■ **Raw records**
⟨
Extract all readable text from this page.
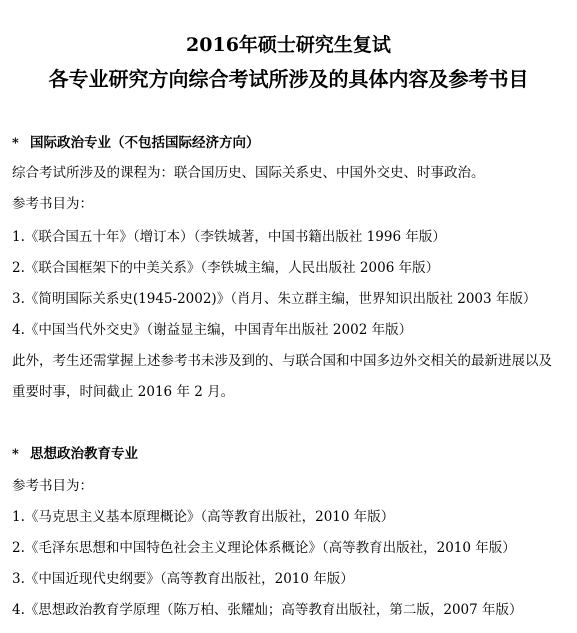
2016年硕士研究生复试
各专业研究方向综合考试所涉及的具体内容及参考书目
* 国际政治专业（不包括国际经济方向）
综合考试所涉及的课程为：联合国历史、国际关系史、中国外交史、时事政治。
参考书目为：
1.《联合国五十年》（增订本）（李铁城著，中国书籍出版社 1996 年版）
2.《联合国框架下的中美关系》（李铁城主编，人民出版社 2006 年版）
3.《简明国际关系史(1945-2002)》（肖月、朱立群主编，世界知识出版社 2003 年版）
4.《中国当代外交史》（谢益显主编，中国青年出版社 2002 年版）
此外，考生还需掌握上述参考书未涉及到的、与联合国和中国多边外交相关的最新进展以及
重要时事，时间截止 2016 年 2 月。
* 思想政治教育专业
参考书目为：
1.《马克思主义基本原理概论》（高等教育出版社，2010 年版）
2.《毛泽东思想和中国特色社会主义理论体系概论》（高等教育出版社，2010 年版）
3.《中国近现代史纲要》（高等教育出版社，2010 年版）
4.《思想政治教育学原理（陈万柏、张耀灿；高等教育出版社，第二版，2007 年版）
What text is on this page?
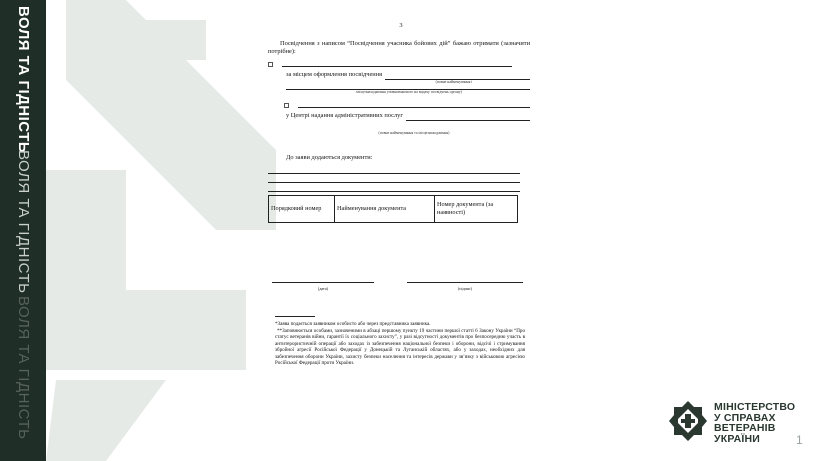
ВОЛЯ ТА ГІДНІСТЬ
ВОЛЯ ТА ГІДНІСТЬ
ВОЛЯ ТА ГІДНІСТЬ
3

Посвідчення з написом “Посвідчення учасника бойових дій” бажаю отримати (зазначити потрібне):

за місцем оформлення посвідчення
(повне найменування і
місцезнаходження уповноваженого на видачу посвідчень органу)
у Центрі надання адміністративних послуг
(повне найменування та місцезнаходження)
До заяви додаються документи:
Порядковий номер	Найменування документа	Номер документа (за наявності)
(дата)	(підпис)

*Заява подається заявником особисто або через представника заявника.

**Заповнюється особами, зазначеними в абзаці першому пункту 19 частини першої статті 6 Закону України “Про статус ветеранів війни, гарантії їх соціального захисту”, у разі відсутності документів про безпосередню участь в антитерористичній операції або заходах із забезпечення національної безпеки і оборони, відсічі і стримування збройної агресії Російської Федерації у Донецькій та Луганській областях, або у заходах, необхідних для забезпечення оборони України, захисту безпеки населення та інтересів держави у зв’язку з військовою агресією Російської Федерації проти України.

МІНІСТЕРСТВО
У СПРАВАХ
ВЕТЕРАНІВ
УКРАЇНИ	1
⟩
■ **SET PROBLEM**
From the material given, work out how many lines hold the string "text"; state that number and nothing further.

■ **COMPLETED EXERCISE**
2